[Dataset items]
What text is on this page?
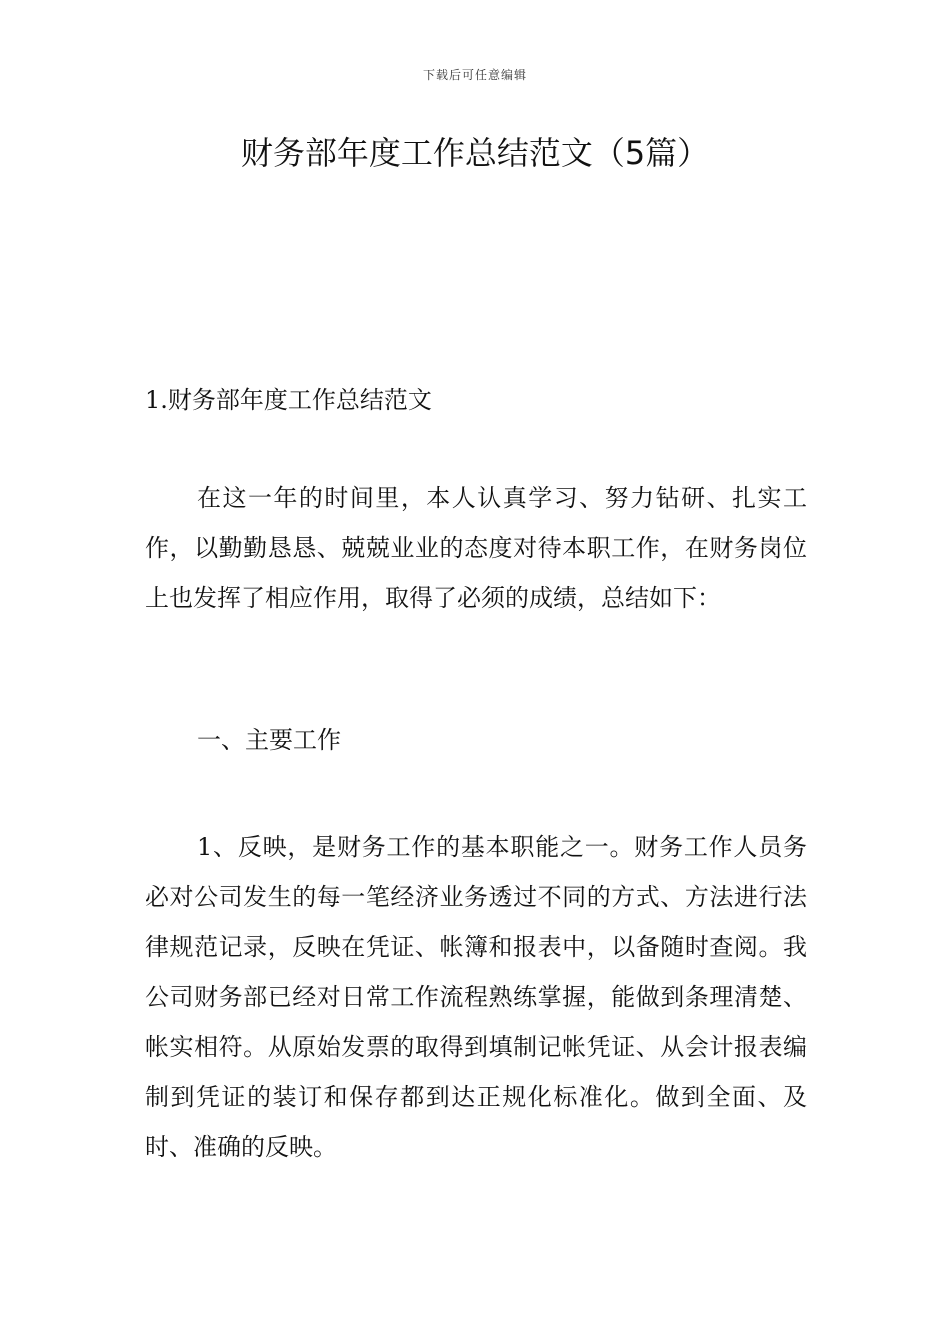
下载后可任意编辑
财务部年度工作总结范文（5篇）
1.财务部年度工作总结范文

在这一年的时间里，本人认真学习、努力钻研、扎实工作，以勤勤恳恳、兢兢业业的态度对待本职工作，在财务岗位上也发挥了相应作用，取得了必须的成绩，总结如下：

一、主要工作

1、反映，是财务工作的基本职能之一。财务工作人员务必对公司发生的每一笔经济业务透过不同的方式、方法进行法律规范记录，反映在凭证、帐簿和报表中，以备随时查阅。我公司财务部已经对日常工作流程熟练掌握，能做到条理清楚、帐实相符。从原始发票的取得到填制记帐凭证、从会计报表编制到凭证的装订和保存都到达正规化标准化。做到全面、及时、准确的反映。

---

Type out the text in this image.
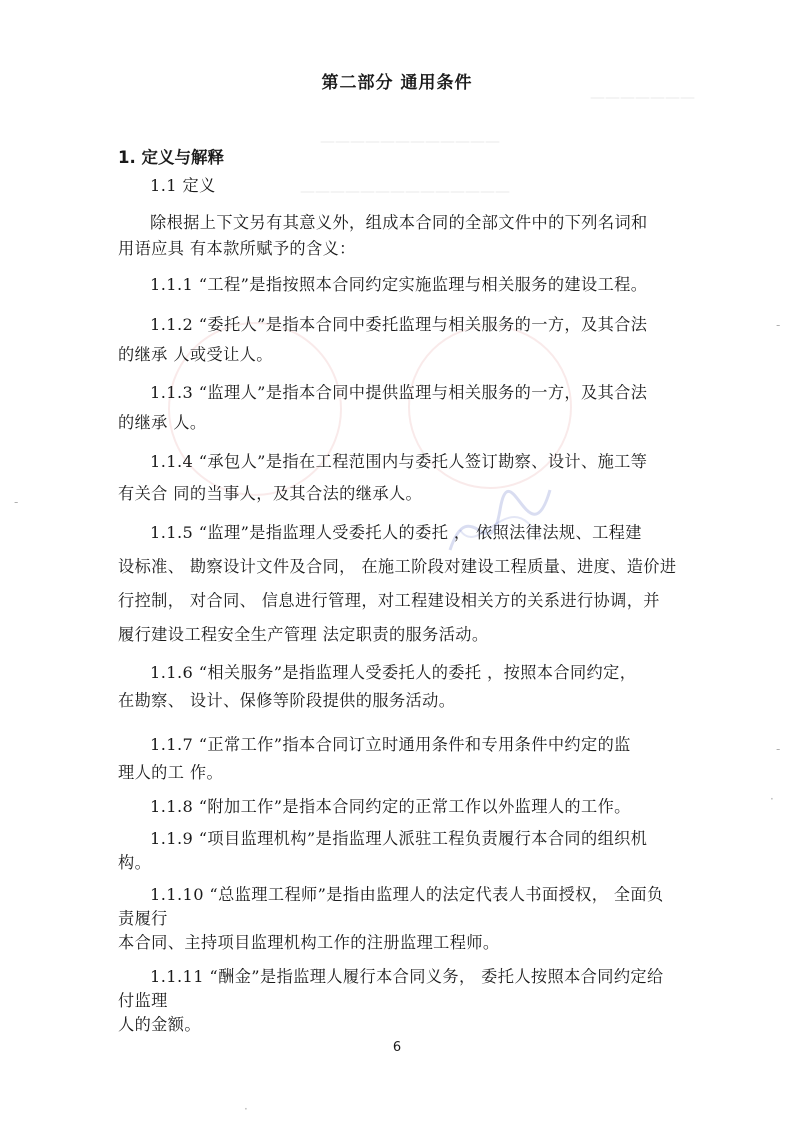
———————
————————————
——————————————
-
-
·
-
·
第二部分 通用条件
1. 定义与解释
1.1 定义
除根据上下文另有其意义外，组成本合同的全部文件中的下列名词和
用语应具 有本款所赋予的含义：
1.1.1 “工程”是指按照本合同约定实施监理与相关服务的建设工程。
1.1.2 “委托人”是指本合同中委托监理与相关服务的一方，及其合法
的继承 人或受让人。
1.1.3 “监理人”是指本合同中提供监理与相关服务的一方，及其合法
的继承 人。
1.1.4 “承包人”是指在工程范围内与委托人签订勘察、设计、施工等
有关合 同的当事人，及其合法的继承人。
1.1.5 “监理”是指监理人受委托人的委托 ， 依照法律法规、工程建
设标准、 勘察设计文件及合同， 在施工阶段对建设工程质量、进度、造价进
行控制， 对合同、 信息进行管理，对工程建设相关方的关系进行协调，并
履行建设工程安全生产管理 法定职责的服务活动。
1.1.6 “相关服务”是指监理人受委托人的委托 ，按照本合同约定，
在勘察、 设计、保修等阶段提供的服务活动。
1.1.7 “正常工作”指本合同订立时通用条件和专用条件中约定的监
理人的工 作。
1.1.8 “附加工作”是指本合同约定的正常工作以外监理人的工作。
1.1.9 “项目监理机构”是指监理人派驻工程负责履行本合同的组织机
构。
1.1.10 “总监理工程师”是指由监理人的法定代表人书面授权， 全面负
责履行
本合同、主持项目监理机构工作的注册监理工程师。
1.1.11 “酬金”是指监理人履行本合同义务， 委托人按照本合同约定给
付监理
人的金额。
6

SET PROBLEM: From the entries above, copy each line holding "是指监理人受委托人的委托".

EXPECTED ANSWER:
1.1.5 “监理”是指监理人受委托人的委托 ， 依照法律法规、工程建
1.1.6 “相关服务”是指监理人受委托人的委托 ，按照本合同约定，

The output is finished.